• Do this:
Pick out all lines of the entries that include the word "ayowassup" and copy them.

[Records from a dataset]
┏━━

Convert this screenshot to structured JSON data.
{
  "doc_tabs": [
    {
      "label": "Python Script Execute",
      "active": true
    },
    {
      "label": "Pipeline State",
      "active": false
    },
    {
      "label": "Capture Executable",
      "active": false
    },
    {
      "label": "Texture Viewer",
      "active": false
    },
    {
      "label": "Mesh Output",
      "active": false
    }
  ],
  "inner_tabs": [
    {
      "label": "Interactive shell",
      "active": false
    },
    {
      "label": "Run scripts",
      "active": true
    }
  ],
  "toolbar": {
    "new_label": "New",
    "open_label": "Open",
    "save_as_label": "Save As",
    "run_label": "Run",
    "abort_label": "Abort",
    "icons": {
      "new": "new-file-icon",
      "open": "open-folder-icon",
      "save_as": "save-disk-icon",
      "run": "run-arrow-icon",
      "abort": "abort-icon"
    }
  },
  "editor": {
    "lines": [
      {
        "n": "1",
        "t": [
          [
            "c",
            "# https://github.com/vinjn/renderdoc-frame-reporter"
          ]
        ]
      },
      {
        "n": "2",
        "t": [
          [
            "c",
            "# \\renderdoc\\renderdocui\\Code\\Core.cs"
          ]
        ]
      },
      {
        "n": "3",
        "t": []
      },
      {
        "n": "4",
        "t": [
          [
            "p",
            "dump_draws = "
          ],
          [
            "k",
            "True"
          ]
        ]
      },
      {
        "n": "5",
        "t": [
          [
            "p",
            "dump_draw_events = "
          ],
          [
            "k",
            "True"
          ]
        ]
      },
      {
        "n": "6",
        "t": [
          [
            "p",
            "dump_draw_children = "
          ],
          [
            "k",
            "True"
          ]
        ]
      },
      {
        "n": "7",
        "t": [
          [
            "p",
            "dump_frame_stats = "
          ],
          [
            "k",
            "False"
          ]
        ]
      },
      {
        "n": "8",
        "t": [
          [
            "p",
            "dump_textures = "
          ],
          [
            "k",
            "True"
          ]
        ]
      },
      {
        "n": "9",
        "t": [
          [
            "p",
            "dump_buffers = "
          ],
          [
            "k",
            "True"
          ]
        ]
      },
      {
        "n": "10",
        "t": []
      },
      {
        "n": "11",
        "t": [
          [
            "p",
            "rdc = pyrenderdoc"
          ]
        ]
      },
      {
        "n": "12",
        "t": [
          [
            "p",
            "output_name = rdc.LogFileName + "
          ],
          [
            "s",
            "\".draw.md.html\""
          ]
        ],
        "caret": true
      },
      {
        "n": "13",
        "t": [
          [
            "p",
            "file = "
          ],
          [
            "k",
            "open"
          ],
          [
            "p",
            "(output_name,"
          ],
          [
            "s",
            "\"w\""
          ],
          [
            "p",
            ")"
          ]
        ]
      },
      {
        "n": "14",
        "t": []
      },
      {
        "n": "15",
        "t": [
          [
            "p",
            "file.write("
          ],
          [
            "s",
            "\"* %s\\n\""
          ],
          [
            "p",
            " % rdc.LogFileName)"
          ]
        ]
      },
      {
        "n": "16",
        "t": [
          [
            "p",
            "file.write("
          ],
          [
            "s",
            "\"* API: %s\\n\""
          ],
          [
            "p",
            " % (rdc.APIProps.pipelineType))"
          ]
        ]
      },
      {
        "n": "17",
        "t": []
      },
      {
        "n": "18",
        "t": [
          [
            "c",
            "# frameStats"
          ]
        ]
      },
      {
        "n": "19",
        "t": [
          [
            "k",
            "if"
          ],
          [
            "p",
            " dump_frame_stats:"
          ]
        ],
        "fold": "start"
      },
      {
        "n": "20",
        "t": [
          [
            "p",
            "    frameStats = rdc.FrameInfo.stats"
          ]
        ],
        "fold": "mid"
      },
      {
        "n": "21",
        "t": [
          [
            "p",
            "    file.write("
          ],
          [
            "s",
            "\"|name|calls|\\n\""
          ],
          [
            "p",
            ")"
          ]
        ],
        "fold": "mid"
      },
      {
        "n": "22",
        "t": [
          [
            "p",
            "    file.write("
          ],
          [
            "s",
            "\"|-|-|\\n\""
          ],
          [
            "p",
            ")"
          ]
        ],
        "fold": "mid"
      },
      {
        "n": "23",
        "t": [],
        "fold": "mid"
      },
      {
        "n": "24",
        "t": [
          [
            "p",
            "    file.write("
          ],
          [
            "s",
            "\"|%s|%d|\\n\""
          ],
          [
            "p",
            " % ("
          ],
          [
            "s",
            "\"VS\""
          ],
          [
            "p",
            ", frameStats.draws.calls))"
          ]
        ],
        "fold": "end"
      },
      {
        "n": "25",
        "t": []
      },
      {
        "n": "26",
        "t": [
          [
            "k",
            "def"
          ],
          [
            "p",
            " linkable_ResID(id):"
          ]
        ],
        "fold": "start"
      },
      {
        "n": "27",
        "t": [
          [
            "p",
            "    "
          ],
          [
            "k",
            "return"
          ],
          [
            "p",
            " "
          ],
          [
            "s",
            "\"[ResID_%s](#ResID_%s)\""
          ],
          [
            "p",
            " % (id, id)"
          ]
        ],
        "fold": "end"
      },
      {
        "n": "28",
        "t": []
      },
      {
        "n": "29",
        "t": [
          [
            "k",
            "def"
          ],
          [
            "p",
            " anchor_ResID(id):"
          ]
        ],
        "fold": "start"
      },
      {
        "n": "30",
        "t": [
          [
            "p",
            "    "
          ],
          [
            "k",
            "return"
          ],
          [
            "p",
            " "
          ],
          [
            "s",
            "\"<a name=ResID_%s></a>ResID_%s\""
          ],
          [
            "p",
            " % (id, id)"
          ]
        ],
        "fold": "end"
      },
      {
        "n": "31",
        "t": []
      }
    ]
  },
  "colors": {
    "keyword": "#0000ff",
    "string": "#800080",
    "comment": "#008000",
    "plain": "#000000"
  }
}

┗━━
┏━━

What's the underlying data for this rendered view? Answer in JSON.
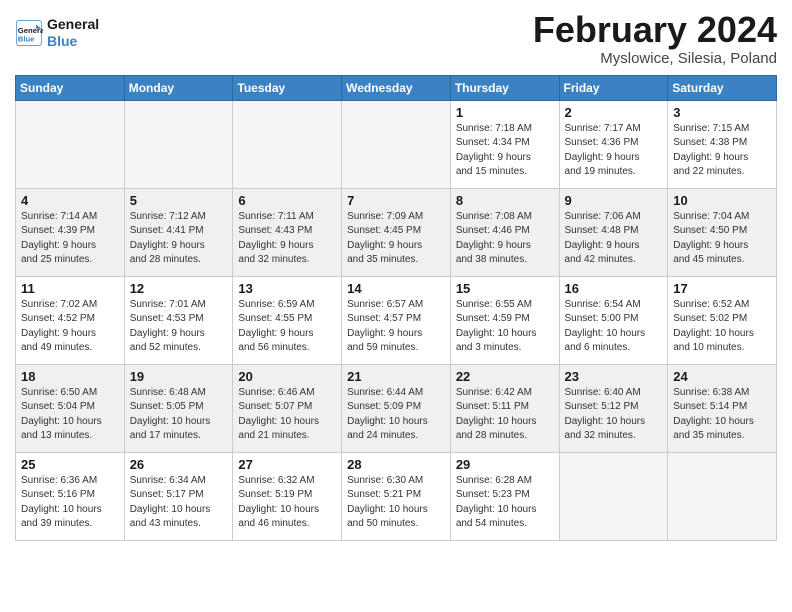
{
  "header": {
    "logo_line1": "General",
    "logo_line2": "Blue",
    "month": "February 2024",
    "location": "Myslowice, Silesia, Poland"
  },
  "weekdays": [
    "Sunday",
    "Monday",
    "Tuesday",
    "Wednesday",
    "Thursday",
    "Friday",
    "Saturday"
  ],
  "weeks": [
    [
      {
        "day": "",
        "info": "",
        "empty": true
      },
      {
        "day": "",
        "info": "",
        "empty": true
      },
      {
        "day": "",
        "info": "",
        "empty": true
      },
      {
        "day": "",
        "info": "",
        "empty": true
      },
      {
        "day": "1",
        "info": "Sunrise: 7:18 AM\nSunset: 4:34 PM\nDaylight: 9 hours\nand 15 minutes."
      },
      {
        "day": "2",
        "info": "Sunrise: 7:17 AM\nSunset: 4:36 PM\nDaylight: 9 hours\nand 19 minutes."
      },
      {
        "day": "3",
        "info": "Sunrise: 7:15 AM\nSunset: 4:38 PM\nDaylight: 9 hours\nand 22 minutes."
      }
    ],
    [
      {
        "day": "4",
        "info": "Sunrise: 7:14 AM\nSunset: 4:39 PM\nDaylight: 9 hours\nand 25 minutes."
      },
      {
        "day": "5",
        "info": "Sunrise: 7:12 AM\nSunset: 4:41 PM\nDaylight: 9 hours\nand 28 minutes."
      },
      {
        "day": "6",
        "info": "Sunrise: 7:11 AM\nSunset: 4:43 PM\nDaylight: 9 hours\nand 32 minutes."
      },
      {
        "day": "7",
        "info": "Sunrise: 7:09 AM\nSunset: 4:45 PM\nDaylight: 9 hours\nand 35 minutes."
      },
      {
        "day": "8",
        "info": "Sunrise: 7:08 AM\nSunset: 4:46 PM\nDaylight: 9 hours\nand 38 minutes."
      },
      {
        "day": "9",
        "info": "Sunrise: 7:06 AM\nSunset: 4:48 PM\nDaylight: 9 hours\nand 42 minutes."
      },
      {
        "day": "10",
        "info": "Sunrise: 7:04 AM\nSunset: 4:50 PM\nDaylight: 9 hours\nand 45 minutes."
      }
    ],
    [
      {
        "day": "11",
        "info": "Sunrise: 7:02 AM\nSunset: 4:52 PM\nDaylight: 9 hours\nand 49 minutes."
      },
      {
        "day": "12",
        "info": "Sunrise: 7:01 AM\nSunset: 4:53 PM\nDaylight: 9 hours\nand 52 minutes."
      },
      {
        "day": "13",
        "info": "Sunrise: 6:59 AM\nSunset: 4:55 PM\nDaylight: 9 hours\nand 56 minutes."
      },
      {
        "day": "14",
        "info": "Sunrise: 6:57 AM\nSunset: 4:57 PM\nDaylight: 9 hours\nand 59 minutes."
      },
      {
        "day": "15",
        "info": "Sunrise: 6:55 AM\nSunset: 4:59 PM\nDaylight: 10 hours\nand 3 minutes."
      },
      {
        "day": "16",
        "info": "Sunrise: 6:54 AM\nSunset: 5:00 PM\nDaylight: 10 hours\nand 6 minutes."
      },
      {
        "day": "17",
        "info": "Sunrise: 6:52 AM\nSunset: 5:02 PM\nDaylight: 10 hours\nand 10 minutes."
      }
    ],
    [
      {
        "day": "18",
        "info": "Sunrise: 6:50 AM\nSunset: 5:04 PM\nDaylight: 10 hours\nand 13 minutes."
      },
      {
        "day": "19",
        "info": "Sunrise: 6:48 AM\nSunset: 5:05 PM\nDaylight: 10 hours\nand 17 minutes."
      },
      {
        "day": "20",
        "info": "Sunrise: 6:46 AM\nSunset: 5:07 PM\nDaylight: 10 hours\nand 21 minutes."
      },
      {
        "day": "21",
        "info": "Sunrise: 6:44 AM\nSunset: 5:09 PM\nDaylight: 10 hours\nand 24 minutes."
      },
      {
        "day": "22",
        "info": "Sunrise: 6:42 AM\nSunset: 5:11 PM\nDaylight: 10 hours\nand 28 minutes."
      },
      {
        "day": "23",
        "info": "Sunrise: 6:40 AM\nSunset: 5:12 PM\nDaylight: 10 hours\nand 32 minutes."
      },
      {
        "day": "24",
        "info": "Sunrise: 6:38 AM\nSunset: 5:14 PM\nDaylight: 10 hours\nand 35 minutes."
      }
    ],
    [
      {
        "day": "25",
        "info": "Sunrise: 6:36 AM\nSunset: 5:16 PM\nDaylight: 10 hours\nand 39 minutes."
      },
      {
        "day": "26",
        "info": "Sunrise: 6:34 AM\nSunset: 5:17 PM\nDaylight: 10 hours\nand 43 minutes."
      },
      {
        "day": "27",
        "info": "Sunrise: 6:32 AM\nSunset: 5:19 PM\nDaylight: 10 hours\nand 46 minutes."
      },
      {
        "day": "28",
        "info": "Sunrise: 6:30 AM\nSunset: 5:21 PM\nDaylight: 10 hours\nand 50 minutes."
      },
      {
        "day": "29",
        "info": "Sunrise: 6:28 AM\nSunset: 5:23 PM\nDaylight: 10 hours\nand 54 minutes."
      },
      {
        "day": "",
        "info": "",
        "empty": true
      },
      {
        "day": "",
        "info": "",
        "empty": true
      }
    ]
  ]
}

┗━━
┏━━

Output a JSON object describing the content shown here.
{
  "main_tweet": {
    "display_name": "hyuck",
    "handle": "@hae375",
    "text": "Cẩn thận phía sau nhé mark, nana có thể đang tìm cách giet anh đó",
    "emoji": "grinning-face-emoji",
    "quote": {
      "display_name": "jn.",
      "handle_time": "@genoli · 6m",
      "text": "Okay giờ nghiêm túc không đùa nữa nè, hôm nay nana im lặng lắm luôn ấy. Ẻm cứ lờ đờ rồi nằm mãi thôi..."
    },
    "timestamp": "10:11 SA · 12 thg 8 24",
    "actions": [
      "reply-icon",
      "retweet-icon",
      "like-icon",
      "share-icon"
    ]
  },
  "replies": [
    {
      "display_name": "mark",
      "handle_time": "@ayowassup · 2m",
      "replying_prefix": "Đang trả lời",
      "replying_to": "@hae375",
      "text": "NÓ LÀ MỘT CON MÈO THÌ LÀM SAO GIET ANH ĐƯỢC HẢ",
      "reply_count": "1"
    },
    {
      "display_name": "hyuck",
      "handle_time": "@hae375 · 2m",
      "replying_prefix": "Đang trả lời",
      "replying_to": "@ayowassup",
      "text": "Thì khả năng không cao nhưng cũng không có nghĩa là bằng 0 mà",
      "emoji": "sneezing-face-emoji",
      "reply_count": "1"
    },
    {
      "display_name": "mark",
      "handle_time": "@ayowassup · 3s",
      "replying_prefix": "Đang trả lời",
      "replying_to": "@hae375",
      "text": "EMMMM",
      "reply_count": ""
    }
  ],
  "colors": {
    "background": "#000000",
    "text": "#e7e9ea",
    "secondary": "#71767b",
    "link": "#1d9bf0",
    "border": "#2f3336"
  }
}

┗━━

• Written answer:
      "handle_time": "@ayowassup · 2m",
      "replying_to": "@ayowassup",
      "handle_time": "@ayowassup · 3s",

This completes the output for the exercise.